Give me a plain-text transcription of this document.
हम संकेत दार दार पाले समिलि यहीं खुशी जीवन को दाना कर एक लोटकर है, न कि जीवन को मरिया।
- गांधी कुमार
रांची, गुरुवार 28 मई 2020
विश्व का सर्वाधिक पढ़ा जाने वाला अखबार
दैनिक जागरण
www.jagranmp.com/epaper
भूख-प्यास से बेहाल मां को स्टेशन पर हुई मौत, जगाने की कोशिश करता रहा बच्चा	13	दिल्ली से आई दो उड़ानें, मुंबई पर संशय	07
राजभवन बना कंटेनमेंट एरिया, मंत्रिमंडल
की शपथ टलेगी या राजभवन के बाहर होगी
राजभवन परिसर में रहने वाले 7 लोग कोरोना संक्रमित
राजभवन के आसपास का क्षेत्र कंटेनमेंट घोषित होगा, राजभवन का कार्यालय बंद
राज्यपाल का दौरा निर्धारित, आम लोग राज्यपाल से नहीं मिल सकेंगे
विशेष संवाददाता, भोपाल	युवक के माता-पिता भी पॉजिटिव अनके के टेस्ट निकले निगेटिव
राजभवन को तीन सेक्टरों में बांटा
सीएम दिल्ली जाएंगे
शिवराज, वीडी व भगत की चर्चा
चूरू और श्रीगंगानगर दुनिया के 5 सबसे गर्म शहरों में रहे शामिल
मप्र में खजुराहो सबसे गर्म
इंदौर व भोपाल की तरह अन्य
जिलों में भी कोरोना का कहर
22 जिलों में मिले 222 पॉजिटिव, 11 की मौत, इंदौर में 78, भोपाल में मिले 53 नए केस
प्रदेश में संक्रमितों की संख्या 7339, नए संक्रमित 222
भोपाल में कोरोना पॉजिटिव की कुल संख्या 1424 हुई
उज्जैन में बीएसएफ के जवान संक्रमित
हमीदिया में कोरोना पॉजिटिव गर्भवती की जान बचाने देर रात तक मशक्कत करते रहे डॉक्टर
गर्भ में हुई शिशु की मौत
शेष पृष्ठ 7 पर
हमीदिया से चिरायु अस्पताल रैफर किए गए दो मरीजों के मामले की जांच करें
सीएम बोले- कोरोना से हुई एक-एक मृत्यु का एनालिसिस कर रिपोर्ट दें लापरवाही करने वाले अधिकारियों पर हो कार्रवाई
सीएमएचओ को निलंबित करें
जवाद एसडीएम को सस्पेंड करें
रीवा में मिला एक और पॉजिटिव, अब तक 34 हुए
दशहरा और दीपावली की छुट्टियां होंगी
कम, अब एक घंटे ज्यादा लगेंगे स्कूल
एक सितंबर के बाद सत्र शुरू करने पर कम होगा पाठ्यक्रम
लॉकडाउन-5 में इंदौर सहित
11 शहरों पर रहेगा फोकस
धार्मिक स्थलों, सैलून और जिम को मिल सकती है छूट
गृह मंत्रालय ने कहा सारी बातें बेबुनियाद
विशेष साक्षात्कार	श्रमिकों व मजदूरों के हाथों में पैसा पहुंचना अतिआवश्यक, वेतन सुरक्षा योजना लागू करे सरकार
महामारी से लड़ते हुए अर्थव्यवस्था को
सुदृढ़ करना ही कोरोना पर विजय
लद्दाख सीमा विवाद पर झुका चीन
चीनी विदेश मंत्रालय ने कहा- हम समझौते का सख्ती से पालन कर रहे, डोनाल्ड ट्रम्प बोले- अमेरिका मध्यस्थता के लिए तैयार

_Task prompt_
Collect the lines of the records that include the string "जभवन".

_Output of the task_
राजभवन बना कंटेनमेंट एरिया, मंत्रिमंडल
की शपथ टलेगी या राजभवन के बाहर होगी
राजभवन परिसर में रहने वाले 7 लोग कोरोना संक्रमित
राजभवन के आसपास का क्षेत्र कंटेनमेंट घोषित होगा, राजभवन का कार्यालय बंद
राजभवन को तीन सेक्टरों में बांटा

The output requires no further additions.